## What you will do
Every line with the string "JSON" should be gathered.

┌──

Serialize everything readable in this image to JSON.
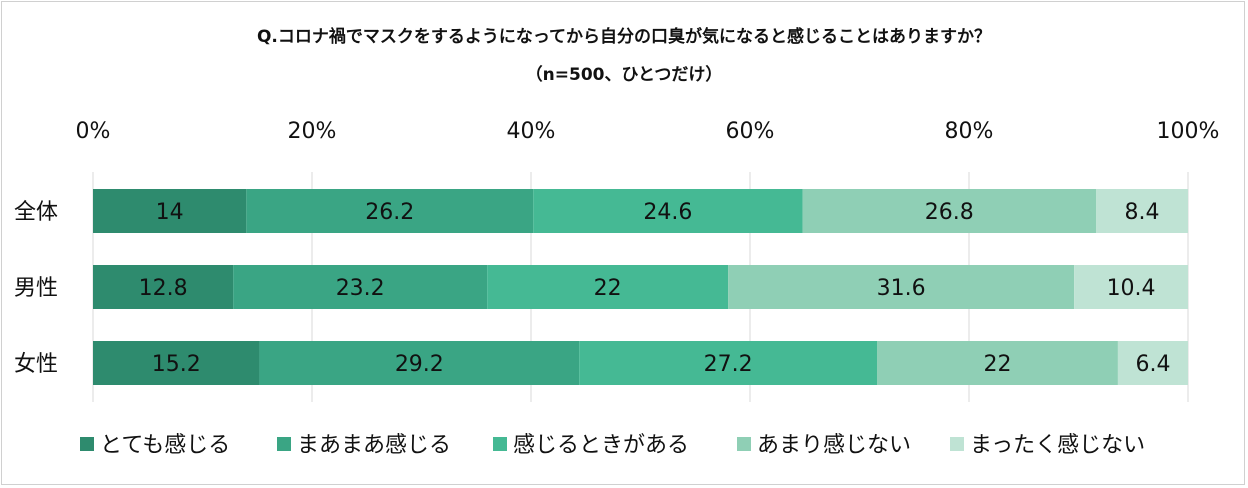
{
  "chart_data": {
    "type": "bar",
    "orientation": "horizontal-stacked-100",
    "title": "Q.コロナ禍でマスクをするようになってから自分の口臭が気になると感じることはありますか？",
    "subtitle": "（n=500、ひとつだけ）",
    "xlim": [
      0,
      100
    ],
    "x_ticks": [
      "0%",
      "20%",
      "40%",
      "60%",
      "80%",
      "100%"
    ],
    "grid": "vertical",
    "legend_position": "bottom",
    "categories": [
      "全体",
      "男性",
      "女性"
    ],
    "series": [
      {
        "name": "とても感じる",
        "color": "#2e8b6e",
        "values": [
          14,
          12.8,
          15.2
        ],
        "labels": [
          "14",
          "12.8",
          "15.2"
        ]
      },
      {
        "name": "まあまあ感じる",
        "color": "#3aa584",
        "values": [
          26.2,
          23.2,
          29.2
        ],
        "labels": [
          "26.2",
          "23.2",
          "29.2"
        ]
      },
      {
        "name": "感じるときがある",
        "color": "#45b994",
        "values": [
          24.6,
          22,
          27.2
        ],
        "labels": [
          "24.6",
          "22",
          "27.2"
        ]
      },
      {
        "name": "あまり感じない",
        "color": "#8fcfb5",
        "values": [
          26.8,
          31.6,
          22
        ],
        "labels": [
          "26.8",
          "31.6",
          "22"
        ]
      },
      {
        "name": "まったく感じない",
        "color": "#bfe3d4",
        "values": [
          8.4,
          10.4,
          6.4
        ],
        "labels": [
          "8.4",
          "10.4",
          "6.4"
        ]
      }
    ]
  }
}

└──
┌──

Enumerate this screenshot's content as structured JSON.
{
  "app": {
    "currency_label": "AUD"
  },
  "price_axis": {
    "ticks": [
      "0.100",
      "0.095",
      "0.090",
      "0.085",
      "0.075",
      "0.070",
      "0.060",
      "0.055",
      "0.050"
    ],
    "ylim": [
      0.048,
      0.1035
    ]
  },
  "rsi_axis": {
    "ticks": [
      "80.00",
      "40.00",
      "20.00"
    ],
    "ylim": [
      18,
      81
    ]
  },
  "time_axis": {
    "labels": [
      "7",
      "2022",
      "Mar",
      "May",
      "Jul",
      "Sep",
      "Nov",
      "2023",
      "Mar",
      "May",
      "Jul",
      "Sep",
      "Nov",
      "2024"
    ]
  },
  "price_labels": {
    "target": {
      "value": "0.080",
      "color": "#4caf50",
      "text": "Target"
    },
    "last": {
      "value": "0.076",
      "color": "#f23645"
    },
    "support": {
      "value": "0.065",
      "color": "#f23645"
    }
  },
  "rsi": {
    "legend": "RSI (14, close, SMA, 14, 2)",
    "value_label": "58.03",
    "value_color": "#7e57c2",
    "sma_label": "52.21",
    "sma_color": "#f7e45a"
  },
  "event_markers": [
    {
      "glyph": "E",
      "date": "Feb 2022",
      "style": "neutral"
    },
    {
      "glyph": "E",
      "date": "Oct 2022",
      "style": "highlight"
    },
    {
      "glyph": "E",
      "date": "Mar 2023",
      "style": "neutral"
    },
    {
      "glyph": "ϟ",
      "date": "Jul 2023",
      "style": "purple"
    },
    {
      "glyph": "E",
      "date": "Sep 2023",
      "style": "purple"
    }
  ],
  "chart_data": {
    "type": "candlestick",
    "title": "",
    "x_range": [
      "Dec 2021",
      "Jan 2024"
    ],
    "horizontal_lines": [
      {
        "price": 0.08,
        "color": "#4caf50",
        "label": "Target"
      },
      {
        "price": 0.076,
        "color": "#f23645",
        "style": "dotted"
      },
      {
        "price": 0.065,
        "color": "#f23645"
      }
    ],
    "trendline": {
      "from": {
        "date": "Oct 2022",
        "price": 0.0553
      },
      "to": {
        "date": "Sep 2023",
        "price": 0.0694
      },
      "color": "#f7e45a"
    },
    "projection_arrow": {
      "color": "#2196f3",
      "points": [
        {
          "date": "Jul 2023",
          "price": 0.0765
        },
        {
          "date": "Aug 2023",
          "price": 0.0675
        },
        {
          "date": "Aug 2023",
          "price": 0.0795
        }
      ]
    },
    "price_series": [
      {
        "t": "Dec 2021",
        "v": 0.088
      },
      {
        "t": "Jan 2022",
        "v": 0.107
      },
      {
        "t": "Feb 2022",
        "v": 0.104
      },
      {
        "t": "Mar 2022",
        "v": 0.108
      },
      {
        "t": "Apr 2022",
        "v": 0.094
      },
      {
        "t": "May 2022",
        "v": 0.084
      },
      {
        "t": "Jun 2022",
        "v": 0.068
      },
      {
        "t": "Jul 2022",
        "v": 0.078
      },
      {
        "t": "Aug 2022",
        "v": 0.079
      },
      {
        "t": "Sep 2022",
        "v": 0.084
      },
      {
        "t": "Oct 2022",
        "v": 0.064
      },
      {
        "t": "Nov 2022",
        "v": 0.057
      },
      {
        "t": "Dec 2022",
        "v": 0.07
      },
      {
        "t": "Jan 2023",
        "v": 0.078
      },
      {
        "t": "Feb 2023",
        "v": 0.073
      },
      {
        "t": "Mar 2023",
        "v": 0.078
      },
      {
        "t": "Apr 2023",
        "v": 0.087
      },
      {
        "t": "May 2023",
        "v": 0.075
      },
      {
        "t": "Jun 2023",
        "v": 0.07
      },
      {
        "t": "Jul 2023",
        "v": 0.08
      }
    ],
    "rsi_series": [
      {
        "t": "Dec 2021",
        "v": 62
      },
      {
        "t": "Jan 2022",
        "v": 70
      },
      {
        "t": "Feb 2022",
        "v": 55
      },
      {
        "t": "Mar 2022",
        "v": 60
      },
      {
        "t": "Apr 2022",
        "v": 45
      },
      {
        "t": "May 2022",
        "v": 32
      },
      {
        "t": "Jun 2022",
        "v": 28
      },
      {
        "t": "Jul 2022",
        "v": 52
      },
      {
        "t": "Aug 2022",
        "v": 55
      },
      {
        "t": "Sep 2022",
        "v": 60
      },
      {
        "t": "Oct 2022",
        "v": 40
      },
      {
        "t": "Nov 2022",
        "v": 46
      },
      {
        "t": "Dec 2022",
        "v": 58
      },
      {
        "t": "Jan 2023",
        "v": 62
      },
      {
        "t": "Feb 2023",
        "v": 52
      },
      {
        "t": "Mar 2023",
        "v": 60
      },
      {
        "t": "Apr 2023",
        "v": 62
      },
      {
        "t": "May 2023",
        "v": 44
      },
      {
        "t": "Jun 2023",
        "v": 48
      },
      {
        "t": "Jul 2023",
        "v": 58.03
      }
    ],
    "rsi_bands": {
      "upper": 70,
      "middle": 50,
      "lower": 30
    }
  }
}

└──

## Finished task
Serialize everything readable in this image to JSON.
Enumerate this screenshot's content as structured JSON.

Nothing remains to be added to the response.